Figure collection entries:
──────────
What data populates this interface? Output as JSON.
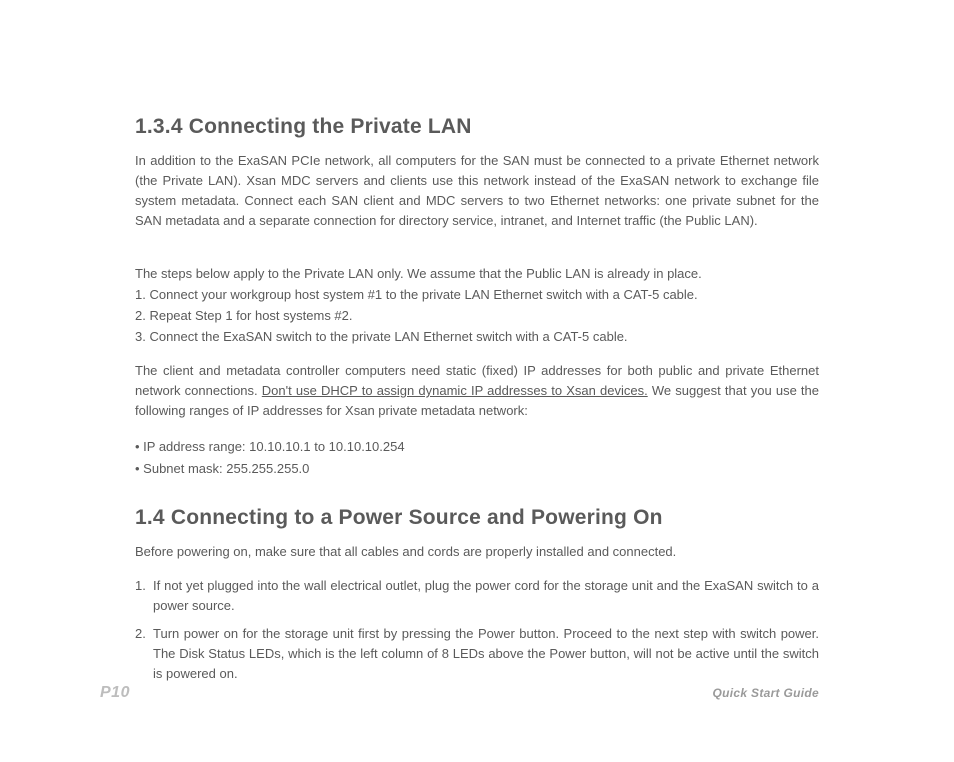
{
  "typography": {
    "heading_font": "Century Gothic / Futura",
    "heading_fontsize_pt": 16,
    "heading_weight": 700,
    "body_font": "Arial",
    "body_fontsize_pt": 10,
    "body_color": "#5a5a5a",
    "page_number_color": "#bdbdbd",
    "guide_label_color": "#9a9a9a",
    "background_color": "#ffffff"
  },
  "section1": {
    "heading": "1.3.4 Connecting the Private LAN",
    "intro": "In addition to the ExaSAN PCIe network, all computers for the SAN must be connected to a private Ethernet network (the Private LAN). Xsan MDC servers and clients use this network instead of the ExaSAN network to exchange file system metadata. Connect each SAN client and MDC servers to two Ethernet networks: one private subnet for the SAN metadata and a separate connection for directory service, intranet, and Internet traffic (the Public LAN).",
    "steps_intro": "The steps below apply to the Private LAN only. We assume that the Public LAN is already in place.",
    "steps": [
      "1. Connect your workgroup host system #1 to the private LAN Ethernet switch with a CAT-5 cable.",
      "2. Repeat Step 1 for host systems #2.",
      "3. Connect the ExaSAN switch to the private LAN Ethernet switch with a CAT-5 cable."
    ],
    "ip_para_before": "The client and metadata controller computers need static (fixed) IP addresses for both public and private Ethernet network connections. ",
    "ip_para_underlined": "Don't use DHCP to assign dynamic IP addresses to Xsan devices.",
    "ip_para_after": " We suggest that you use the following ranges of IP addresses for Xsan private metadata network:",
    "bullets": [
      "• IP address range: 10.10.10.1 to 10.10.10.254",
      "• Subnet mask: 255.255.255.0"
    ]
  },
  "section2": {
    "heading": "1.4 Connecting to a Power Source and Powering On",
    "intro": "Before powering on, make sure that all cables and cords are properly installed and connected.",
    "numbered": [
      {
        "n": "1.",
        "t": "If not yet plugged into the wall electrical outlet, plug the power cord for the storage unit and the ExaSAN switch to a power source."
      },
      {
        "n": "2.",
        "t": "Turn power on for the storage unit first by pressing the Power button. Proceed to the next step with switch power. The Disk Status LEDs, which is the left column of 8 LEDs above the Power button, will not be active until the switch is powered on."
      }
    ]
  },
  "footer": {
    "page_number": "P10",
    "guide_label": "Quick Start Guide"
  }
}
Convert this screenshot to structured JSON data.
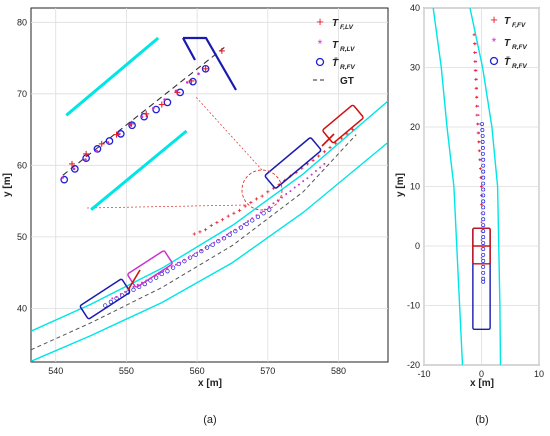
{
  "colors": {
    "road": "#00e5e5",
    "front": "#e8202a",
    "rear": "#cc33cc",
    "rear_est": "#1f1fd8",
    "gt": "#555555",
    "vehicle_front": "#d01010",
    "vehicle_rear": "#1a1ab0",
    "zoom": "#e03030"
  },
  "chart_data": [
    {
      "type": "scatter",
      "caption": "(a)",
      "xlabel": "x [m]",
      "ylabel": "y [m]",
      "xlim": [
        536.5,
        587
      ],
      "ylim": [
        32.5,
        82
      ],
      "xticks": [
        540,
        550,
        560,
        570,
        580
      ],
      "yticks": [
        40,
        50,
        60,
        70,
        80
      ],
      "grid": true,
      "legend": {
        "position": "top-right",
        "entries": [
          {
            "marker": "+",
            "main": "T",
            "sub": "F,LV"
          },
          {
            "marker": "*",
            "main": "T",
            "sub": "R,LV"
          },
          {
            "marker": "o",
            "main": "T̄",
            "sub": "R,FV"
          },
          {
            "marker": "--",
            "main": "GT",
            "sub": ""
          }
        ]
      },
      "road_lanes": {
        "left": {
          "x": [
            536.5,
            545,
            555,
            565,
            575,
            587
          ],
          "y": [
            36.8,
            40.6,
            45.6,
            51.6,
            58.8,
            69.0
          ]
        },
        "right": {
          "x": [
            536.5,
            545,
            555,
            565,
            575,
            587
          ],
          "y": [
            32.6,
            36.2,
            40.8,
            46.4,
            53.4,
            63.2
          ]
        }
      },
      "gt": {
        "x": [
          536.5,
          545,
          555,
          565,
          575,
          582.5
        ],
        "y": [
          34.2,
          38.0,
          42.9,
          48.8,
          56.3,
          64.3
        ]
      },
      "front_lv": {
        "x": [
          559.6,
          560.4,
          561.2,
          562.0,
          562.8,
          563.6,
          564.4,
          565.2,
          566.0,
          566.8,
          567.6,
          568.4,
          569.2,
          570.0,
          570.8,
          571.6,
          572.4,
          573.2,
          574.0,
          574.8,
          575.6,
          576.4,
          577.2,
          578.0,
          578.8,
          579.6,
          580.4,
          581.2,
          582.0
        ],
        "y": [
          50.4,
          50.7,
          51.0,
          51.6,
          52.0,
          52.4,
          52.9,
          53.3,
          53.7,
          54.3,
          54.8,
          55.3,
          55.7,
          56.3,
          56.8,
          57.3,
          57.9,
          58.5,
          59.0,
          59.6,
          60.2,
          60.7,
          61.3,
          61.9,
          62.5,
          63.1,
          63.8,
          64.4,
          65.0
        ]
      },
      "rear_lv": {
        "x": [
          548.0,
          548.6,
          549.2,
          549.8,
          550.4,
          551.0,
          551.6,
          552.2,
          552.8,
          553.4,
          554.0,
          554.6,
          555.2,
          555.8,
          556.4,
          557.0,
          557.6,
          558.2,
          558.8,
          559.4,
          560.0,
          560.6,
          561.2,
          561.8,
          562.4,
          563.0,
          563.6,
          564.2,
          564.8,
          565.4,
          566.0,
          566.6,
          567.2,
          567.8,
          568.4,
          569.0,
          569.6,
          570.2,
          570.8,
          571.4,
          572.0,
          572.6,
          573.2,
          573.8,
          574.4,
          575.0,
          575.6,
          576.2,
          576.8,
          577.4,
          578.0
        ],
        "y": [
          41.4,
          41.6,
          42.0,
          42.3,
          42.7,
          43.0,
          43.3,
          43.6,
          43.9,
          44.2,
          44.5,
          44.8,
          45.2,
          45.5,
          45.8,
          46.1,
          46.4,
          46.8,
          47.1,
          47.4,
          47.8,
          48.1,
          48.5,
          48.8,
          49.2,
          49.6,
          49.9,
          50.3,
          50.7,
          51.0,
          51.4,
          51.8,
          52.2,
          52.6,
          53.0,
          53.4,
          53.8,
          54.2,
          54.7,
          55.1,
          55.5,
          56.0,
          56.4,
          56.9,
          57.3,
          57.8,
          58.2,
          58.7,
          59.2,
          59.7,
          60.2
        ]
      },
      "rear_fv": {
        "x": [
          547.0,
          547.8,
          548.6,
          549.4,
          550.2,
          551.0,
          551.8,
          552.6,
          553.4,
          554.2,
          555.0,
          555.8,
          556.6,
          557.4,
          558.2,
          559.0,
          559.8,
          560.6,
          561.4,
          562.2,
          563.0,
          563.8,
          564.6,
          565.4,
          566.2,
          567.0,
          567.8,
          568.6,
          569.4,
          570.2
        ],
        "y": [
          40.4,
          40.9,
          41.4,
          41.8,
          42.2,
          42.6,
          43.0,
          43.4,
          43.9,
          44.3,
          44.8,
          45.2,
          45.7,
          46.2,
          46.6,
          47.1,
          47.5,
          48.0,
          48.5,
          48.9,
          49.4,
          49.8,
          50.3,
          50.8,
          51.3,
          51.8,
          52.3,
          52.8,
          53.3,
          53.8
        ]
      },
      "inset": {
        "gt": {
          "x": [
            541.0,
            564.0
          ],
          "y": [
            58.6,
            76.6
          ]
        },
        "lane_upper": {
          "x": [
            541.5,
            554.5
          ],
          "y": [
            67.0,
            77.8
          ]
        },
        "lane_lower": {
          "x": [
            545.0,
            558.5
          ],
          "y": [
            53.8,
            64.8
          ]
        },
        "front_lv": {
          "x": [
            542.3,
            544.3,
            546.5,
            548.6,
            550.7,
            552.8,
            555.0,
            557.2,
            559.2,
            561.2,
            563.5
          ],
          "y": [
            60.2,
            61.6,
            63.0,
            64.3,
            65.8,
            67.2,
            68.5,
            70.2,
            71.8,
            73.5,
            76.0
          ]
        },
        "rear_lv": {
          "x": [
            541.0,
            542.6,
            544.2,
            545.8,
            547.4,
            549.0,
            550.6,
            552.2,
            553.8,
            555.4,
            557.0,
            558.6,
            560.2
          ],
          "y": [
            58.3,
            59.5,
            60.8,
            62.0,
            63.2,
            64.4,
            65.6,
            66.8,
            68.0,
            69.2,
            70.4,
            71.6,
            72.8
          ]
        },
        "rear_fv": {
          "x": [
            541.2,
            542.7,
            544.3,
            545.9,
            547.6,
            549.2,
            550.8,
            552.5,
            554.2,
            555.8,
            557.6,
            559.4,
            561.2
          ],
          "y": [
            58.0,
            59.5,
            61.0,
            62.3,
            63.4,
            64.4,
            65.6,
            66.8,
            67.8,
            68.8,
            70.2,
            71.7,
            73.5
          ]
        }
      }
    },
    {
      "type": "scatter",
      "caption": "(b)",
      "xlabel": "x [m]",
      "ylabel": "y [m]",
      "xlim": [
        -10,
        10
      ],
      "ylim": [
        -20,
        40
      ],
      "xticks": [
        -10,
        0,
        10
      ],
      "yticks": [
        -20,
        -10,
        0,
        10,
        20,
        30,
        40
      ],
      "grid": true,
      "legend": {
        "position": "top-right",
        "entries": [
          {
            "marker": "+",
            "main": "T",
            "sub": "F,FV"
          },
          {
            "marker": "*",
            "main": "T",
            "sub": "R,FV"
          },
          {
            "marker": "o",
            "main": "T̄",
            "sub": "R,FV"
          }
        ]
      },
      "road_lanes": {
        "left": {
          "x": [
            -3.3,
            -3.8,
            -4.8,
            -6.0,
            -7.0,
            -8.4
          ],
          "y": [
            -20,
            -10,
            10,
            20,
            30,
            40
          ]
        },
        "right": {
          "x": [
            3.3,
            3.2,
            2.8,
            1.8,
            0.2,
            -2.0
          ],
          "y": [
            -20,
            -10,
            10,
            20,
            30,
            40
          ]
        }
      },
      "front_fv": {
        "x": [
          -1.3,
          -1.25,
          -1.2,
          -1.15,
          -1.1,
          -1.0,
          -0.95,
          -0.9,
          -0.85,
          -0.8,
          -0.7,
          -0.6,
          -0.5,
          -0.4,
          -0.3,
          -0.2,
          -0.1,
          0.0,
          0.0,
          0.0
        ],
        "y": [
          35.5,
          34.0,
          32.5,
          31.0,
          29.5,
          28.0,
          26.5,
          25.0,
          23.5,
          22.0,
          20.5,
          19.0,
          17.5,
          16.0,
          14.5,
          13.0,
          11.5,
          10.0,
          8.5,
          7.0
        ]
      },
      "rear_fv": {
        "x": [
          -1.0,
          -0.95,
          -0.9,
          -0.85,
          -0.8,
          -0.75,
          -0.7,
          -0.6,
          -0.5,
          -0.45,
          -0.4,
          -0.35,
          -0.3,
          -0.25,
          -0.2,
          -0.15,
          -0.1,
          -0.05,
          0.0,
          0.0,
          0.0,
          0.0,
          0.0,
          0.0,
          0.0
        ],
        "y": [
          34.0,
          32.5,
          31.0,
          29.5,
          28.0,
          26.5,
          25.0,
          23.5,
          22.0,
          20.5,
          19.0,
          17.5,
          16.0,
          14.5,
          13.0,
          11.5,
          10.0,
          8.5,
          7.0,
          5.5,
          4.0,
          2.5,
          1.0,
          -0.5,
          -2.0
        ]
      },
      "rear_fv_est": {
        "x": [
          0.1,
          0.15,
          0.2,
          0.2,
          0.25,
          0.25,
          0.3,
          0.3,
          0.3,
          0.3,
          0.3,
          0.3,
          0.3,
          0.3,
          0.3,
          0.3,
          0.3,
          0.3,
          0.3,
          0.3,
          0.3,
          0.3,
          0.3,
          0.3,
          0.3,
          0.3,
          0.3,
          0.3
        ],
        "y": [
          20.5,
          19.5,
          18.5,
          17.5,
          16.5,
          15.5,
          14.5,
          13.5,
          12.5,
          11.5,
          10.5,
          9.5,
          8.5,
          7.5,
          6.5,
          5.5,
          4.5,
          3.5,
          2.5,
          1.5,
          0.5,
          -0.5,
          -1.5,
          -2.5,
          -3.5,
          -4.5,
          -5.5,
          -6.0
        ]
      }
    }
  ]
}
──────────
From the listing above, copy all lines holding the word "steps".

THE COMPLETED TASK:
    "steps_intro": "The steps below apply to the Private LAN only. We assume that the Public LAN is already in place.",
    "steps": [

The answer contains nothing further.